* **GOAL**
Within the listing below, locate all lines containing the word "employed". Copy each one.

** Start **

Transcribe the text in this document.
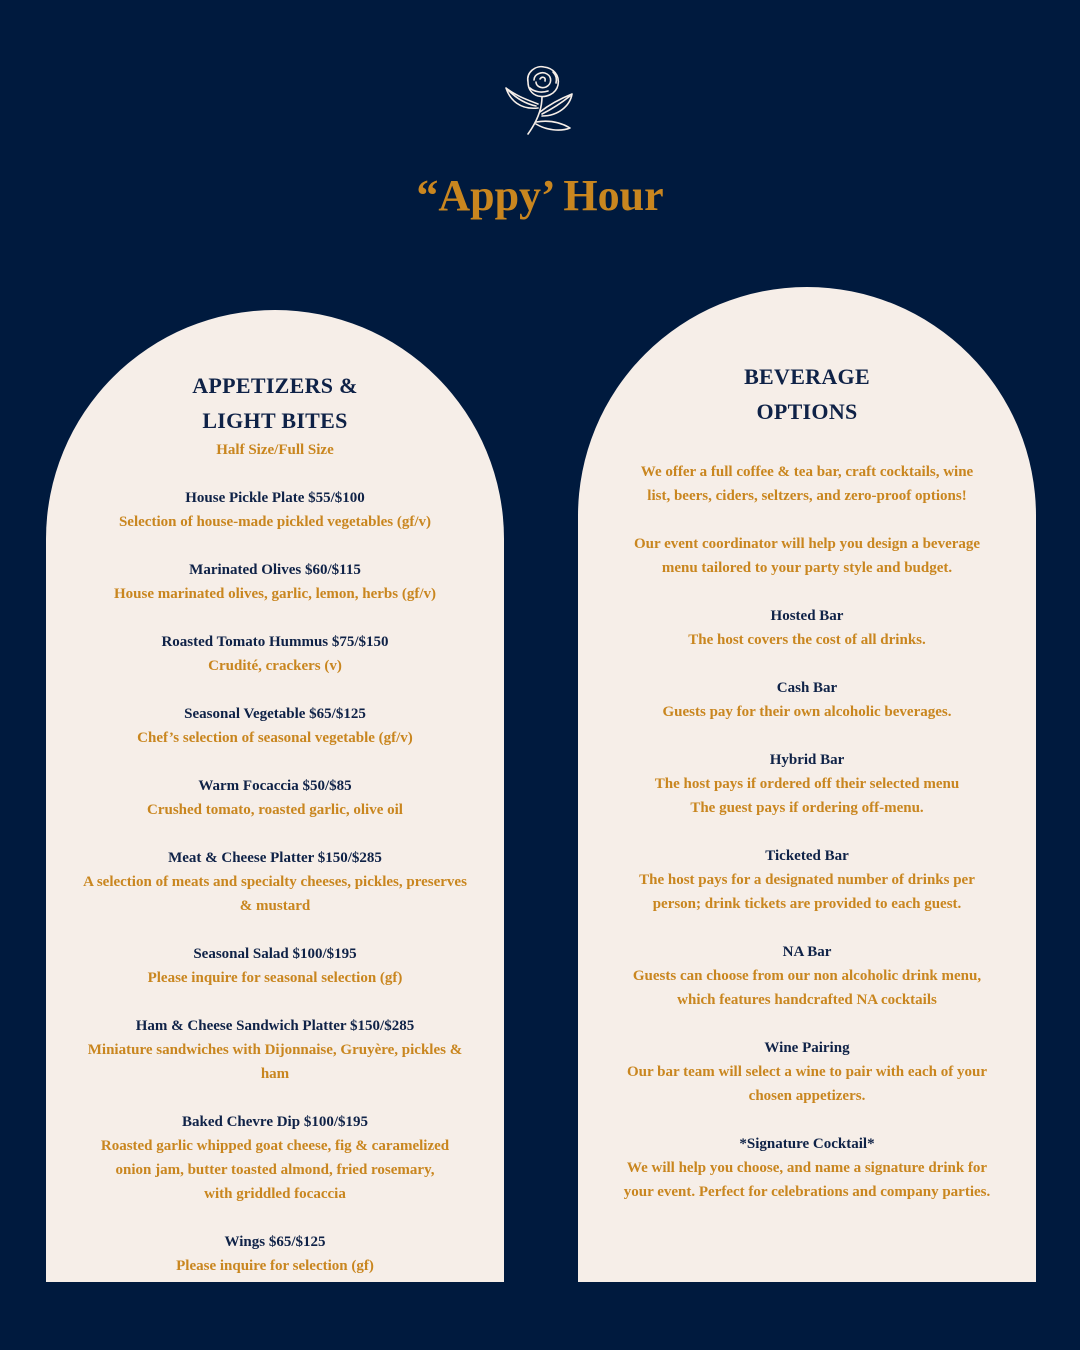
“Appy’ Hour
APPETIZERS &
LIGHT BITES
Half Size/Full Size
House Pickle Plate $55/$100
Selection of house-made pickled vegetables (gf/v)
Marinated Olives $60/$115
House marinated olives, garlic, lemon, herbs (gf/v)
Roasted Tomato Hummus $75/$150
Crudité, crackers (v)
Seasonal Vegetable $65/$125
Chef’s selection of seasonal vegetable (gf/v)
Warm Focaccia $50/$85
Crushed tomato, roasted garlic, olive oil
Meat & Cheese Platter $150/$285
A selection of meats and specialty cheeses, pickles, preserves & mustard
Seasonal Salad $100/$195
Please inquire for seasonal selection (gf)
Ham & Cheese Sandwich Platter $150/$285
Miniature sandwiches with Dijonnaise, Gruyère, pickles & ham
Baked Chevre Dip $100/$195
Roasted garlic whipped goat cheese, fig & caramelized
onion jam, butter toasted almond, fried rosemary,
with griddled focaccia
Wings $65/$125
Please inquire for selection (gf)
BEVERAGE
OPTIONS
We offer a full coffee & tea bar, craft cocktails, wine list, beers, ciders, seltzers, and zero-proof options!
Our event coordinator will help you design a beverage menu tailored to your party style and budget.
Hosted Bar
The host covers the cost of all drinks.
Cash Bar
Guests pay for their own alcoholic beverages.
Hybrid Bar
The host pays if ordered off their selected menu
The guest pays if ordering off-menu.
Ticketed Bar
The host pays for a designated number of drinks per person; drink tickets are provided to each guest.
NA Bar
Guests can choose from our non alcoholic drink menu, which features handcrafted NA cocktails
Wine Pairing
Our bar team will select a wine to pair with each of your chosen appetizers.
*Signature Cocktail*
We will help you choose, and name a signature drink for your event. Perfect for celebrations and company parties.
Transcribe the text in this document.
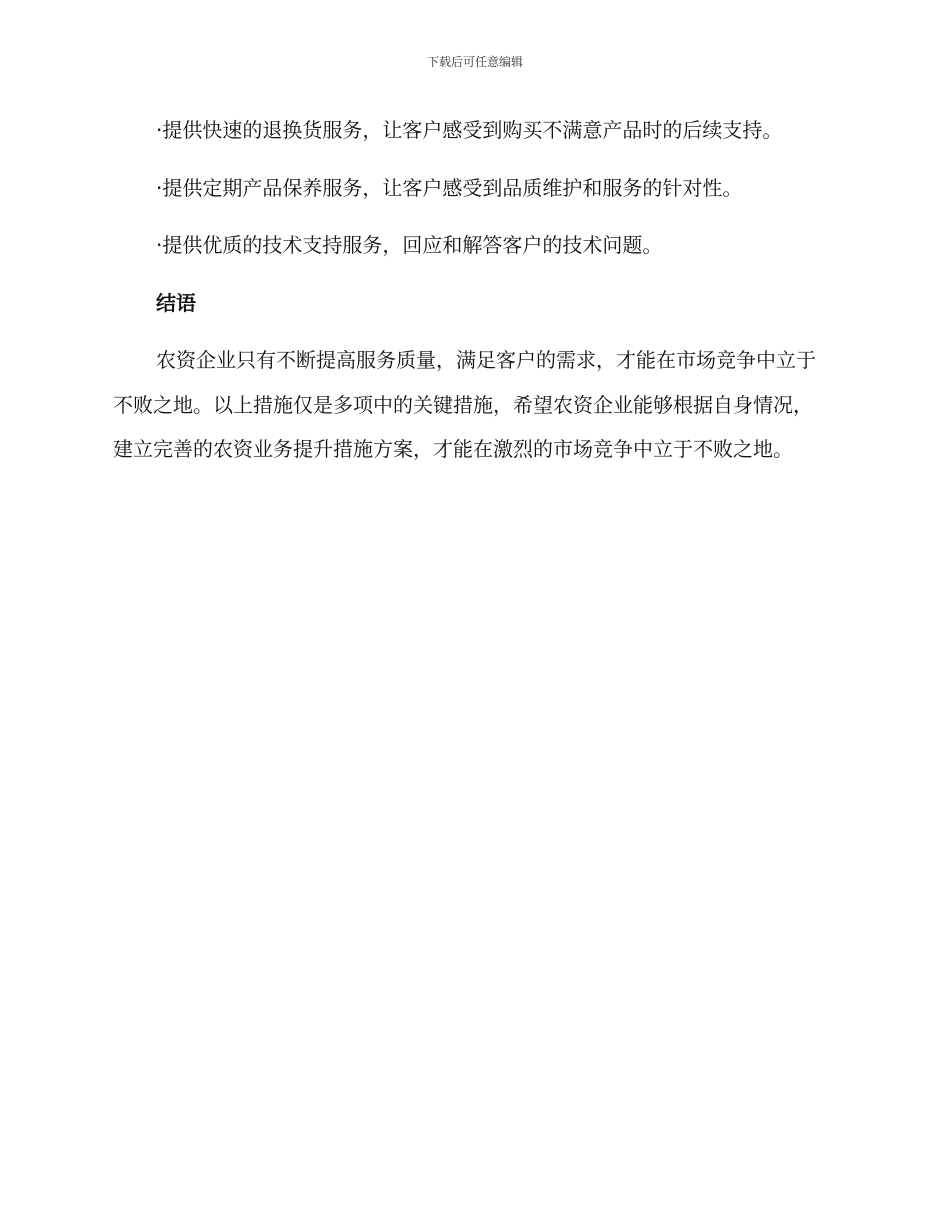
下载后可任意编辑

·提供快速的退换货服务，让客户感受到购买不满意产品时的后续支持。

·提供定期产品保养服务，让客户感受到品质维护和服务的针对性。

·提供优质的技术支持服务，回应和解答客户的技术问题。

结语

农资企业只有不断提高服务质量，满足客户的需求，才能在市场竞争中立于不败之地。以上措施仅是多项中的关键措施，希望农资企业能够根据自身情况，建立完善的农资业务提升措施方案，才能在激烈的市场竞争中立于不败之地。
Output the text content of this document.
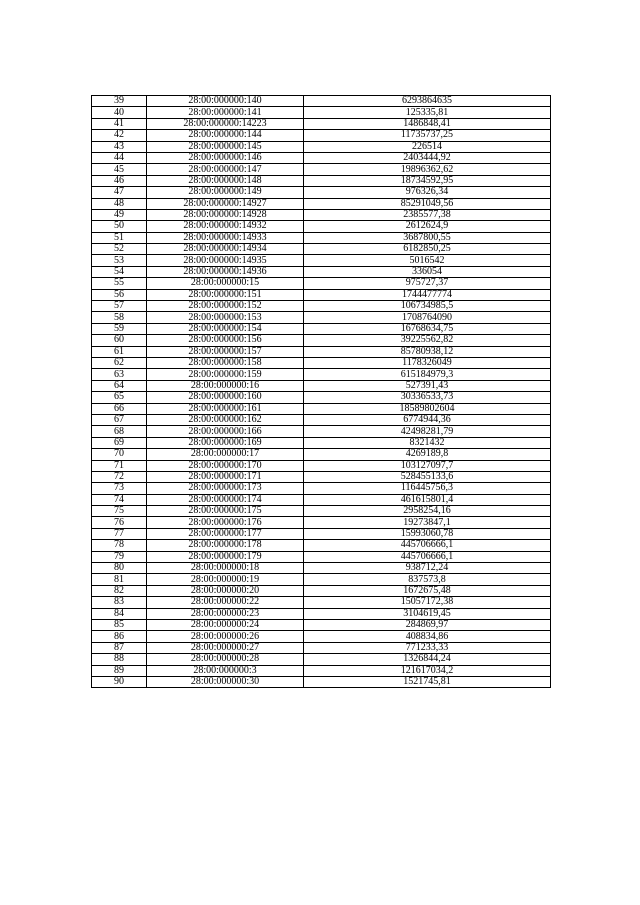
39	28:00:000000:140	6293864635
40	28:00:000000:141	125335,81
41	28:00:000000:14223	1486848,41
42	28:00:000000:144	11735737,25
43	28:00:000000:145	226514
44	28:00:000000:146	2403444,92
45	28:00:000000:147	19896362,62
46	28:00:000000:148	18734592,95
47	28:00:000000:149	976326,34
48	28:00:000000:14927	85291049,56
49	28:00:000000:14928	2385577,38
50	28:00:000000:14932	2612624,9
51	28:00:000000:14933	3687800,55
52	28:00:000000:14934	6182850,25
53	28:00:000000:14935	5016542
54	28:00:000000:14936	336054
55	28:00:000000:15	975727,37
56	28:00:000000:151	1744477774
57	28:00:000000:152	106734985,5
58	28:00:000000:153	1708764090
59	28:00:000000:154	16768634,75
60	28:00:000000:156	39225562,82
61	28:00:000000:157	85780938,12
62	28:00:000000:158	1178326049
63	28:00:000000:159	615184979,3
64	28:00:000000:16	527391,43
65	28:00:000000:160	30336533,73
66	28:00:000000:161	18589802604
67	28:00:000000:162	6774944,36
68	28:00:000000:166	42498281,79
69	28:00:000000:169	8321432
70	28:00:000000:17	4269189,8
71	28:00:000000:170	103127097,7
72	28:00:000000:171	528455133,6
73	28:00:000000:173	116445756,3
74	28:00:000000:174	461615801,4
75	28:00:000000:175	2958254,16
76	28:00:000000:176	19273847,1
77	28:00:000000:177	15993060,78
78	28:00:000000:178	445706666,1
79	28:00:000000:179	445706666,1
80	28:00:000000:18	938712,24
81	28:00:000000:19	837573,8
82	28:00:000000:20	1672675,48
83	28:00:000000:22	15057172,38
84	28:00:000000:23	3104619,45
85	28:00:000000:24	284869,97
86	28:00:000000:26	408834,86
87	28:00:000000:27	771233,33
88	28:00:000000:28	1326844,24
89	28:00:000000:3	121617034,2
90	28:00:000000:30	1521745,81
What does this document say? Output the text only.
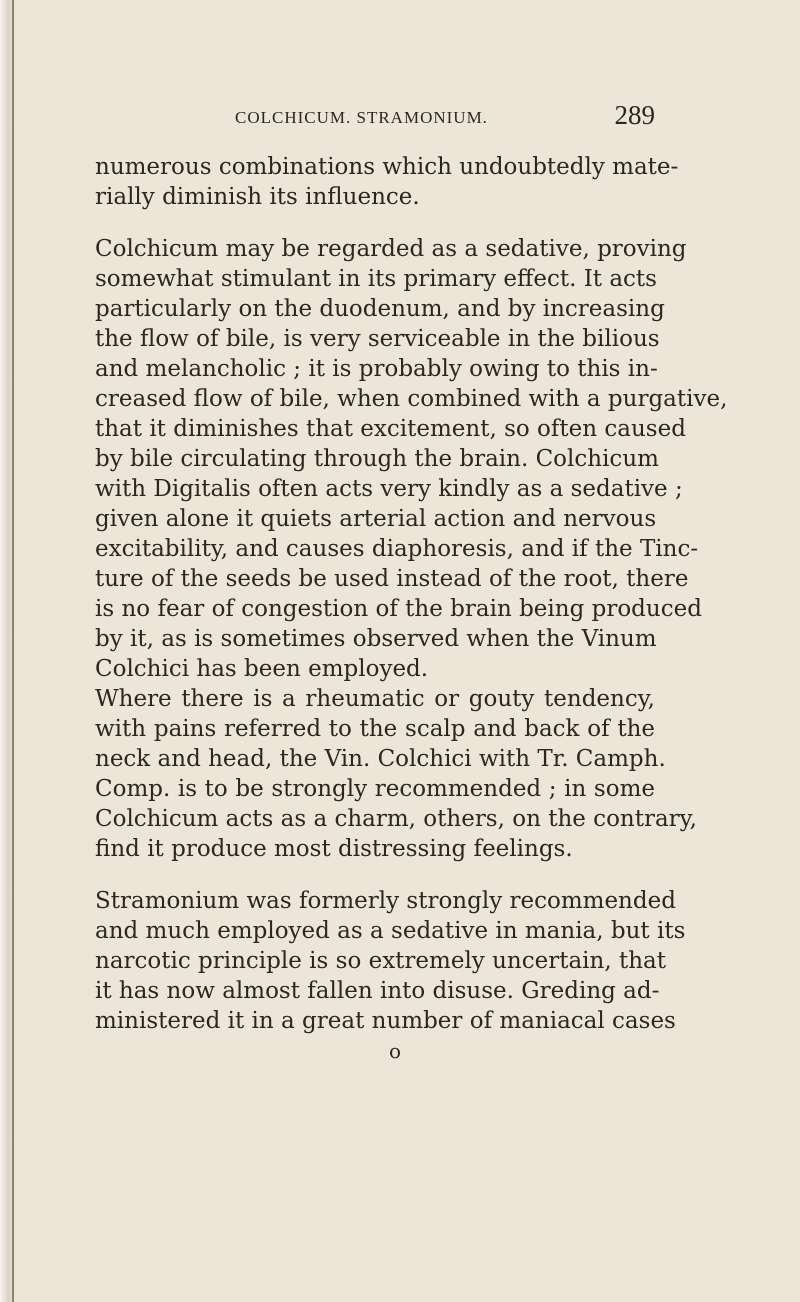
COLCHICUM. STRAMONIUM.	289
numerous combinations which undoubtedly mate-
rially diminish its influence.
Colchicum may be regarded as a sedative, proving
somewhat stimulant in its primary effect. It acts
particularly on the duodenum, and by increasing
the flow of bile, is very serviceable in the bilious
and melancholic ; it is probably owing to this in-
creased flow of bile, when combined with a purgative,
that it diminishes that excitement, so often caused
by bile circulating through the brain. Colchicum
with Digitalis often acts very kindly as a sedative ;
given alone it quiets arterial action and nervous
excitability, and causes diaphoresis, and if the Tinc-
ture of the seeds be used instead of the root, there
is no fear of congestion of the brain being produced
by it, as is sometimes observed when the Vinum
Colchici has been employed.
Where there is a rheumatic or gouty tendency,
with pains referred to the scalp and back of the
neck and head, the Vin. Colchici with Tr. Camph.
Comp. is to be strongly recommended ; in some
Colchicum acts as a charm, others, on the contrary,
find it produce most distressing feelings.
Stramonium was formerly strongly recommended
and much employed as a sedative in mania, but its
narcotic principle is so extremely uncertain, that
it has now almost fallen into disuse. Greding ad-
ministered it in a great number of maniacal cases
o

** End **

* **THE SOLUTION**
Colchici has been employed.
and much employed as a sedative in mania, but its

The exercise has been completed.